• Work to do: Pull out all lines from the listing below in which the word "close" appears.

(Figure contents as structured data)
☆ ☆ ☆ ☆

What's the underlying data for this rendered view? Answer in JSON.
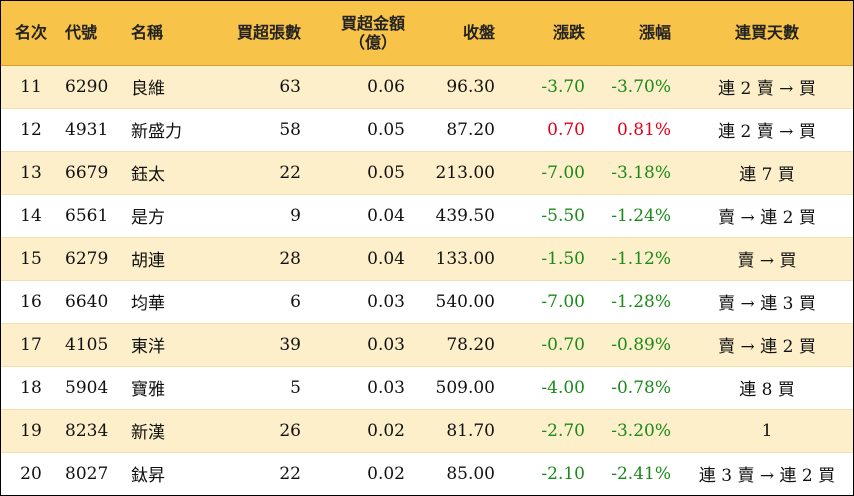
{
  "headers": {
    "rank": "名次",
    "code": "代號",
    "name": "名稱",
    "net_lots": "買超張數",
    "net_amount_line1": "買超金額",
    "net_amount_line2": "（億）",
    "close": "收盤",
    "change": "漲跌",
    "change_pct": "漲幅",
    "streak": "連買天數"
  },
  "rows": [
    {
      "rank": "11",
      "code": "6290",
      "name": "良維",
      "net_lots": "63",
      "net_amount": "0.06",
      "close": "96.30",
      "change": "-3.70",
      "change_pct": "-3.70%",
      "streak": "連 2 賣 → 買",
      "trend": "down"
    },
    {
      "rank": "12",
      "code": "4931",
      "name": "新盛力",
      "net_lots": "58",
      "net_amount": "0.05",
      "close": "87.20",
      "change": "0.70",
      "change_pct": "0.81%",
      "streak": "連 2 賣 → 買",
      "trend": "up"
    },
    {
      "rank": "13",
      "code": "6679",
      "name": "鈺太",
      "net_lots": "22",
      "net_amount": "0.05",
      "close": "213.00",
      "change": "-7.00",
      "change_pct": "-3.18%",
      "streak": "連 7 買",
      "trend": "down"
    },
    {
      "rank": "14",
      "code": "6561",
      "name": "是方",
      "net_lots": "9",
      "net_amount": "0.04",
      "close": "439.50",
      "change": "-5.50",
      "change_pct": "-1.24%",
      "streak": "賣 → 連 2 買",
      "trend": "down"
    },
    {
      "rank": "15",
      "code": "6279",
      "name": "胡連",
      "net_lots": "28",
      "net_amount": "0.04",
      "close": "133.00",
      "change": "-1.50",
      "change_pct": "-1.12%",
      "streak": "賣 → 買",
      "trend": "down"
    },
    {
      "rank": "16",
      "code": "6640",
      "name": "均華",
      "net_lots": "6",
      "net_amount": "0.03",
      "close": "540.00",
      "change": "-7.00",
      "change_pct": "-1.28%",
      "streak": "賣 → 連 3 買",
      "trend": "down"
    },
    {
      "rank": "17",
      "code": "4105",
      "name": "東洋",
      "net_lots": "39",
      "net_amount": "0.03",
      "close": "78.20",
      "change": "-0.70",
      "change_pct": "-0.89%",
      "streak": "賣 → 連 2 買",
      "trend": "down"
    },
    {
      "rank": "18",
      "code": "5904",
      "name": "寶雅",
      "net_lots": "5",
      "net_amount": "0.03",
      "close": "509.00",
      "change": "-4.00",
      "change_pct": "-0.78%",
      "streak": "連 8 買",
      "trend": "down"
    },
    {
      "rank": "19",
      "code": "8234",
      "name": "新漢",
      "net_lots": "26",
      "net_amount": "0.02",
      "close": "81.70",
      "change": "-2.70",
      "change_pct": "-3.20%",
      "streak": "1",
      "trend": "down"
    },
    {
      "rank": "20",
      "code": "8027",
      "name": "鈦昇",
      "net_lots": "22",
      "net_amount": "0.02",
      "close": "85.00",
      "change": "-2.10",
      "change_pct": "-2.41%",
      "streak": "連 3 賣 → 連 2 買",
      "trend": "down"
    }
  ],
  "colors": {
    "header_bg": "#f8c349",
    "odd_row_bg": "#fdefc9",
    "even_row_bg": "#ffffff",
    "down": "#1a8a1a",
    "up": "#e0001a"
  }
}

☆ ☆ ☆ ☆

• Response:
    "close": "收盤",
      "close": "96.30",
      "close": "87.20",
      "close": "213.00",
      "close": "439.50",
      "close": "133.00",
      "close": "540.00",
      "close": "78.20",
      "close": "509.00",
      "close": "81.70",
      "close": "85.00",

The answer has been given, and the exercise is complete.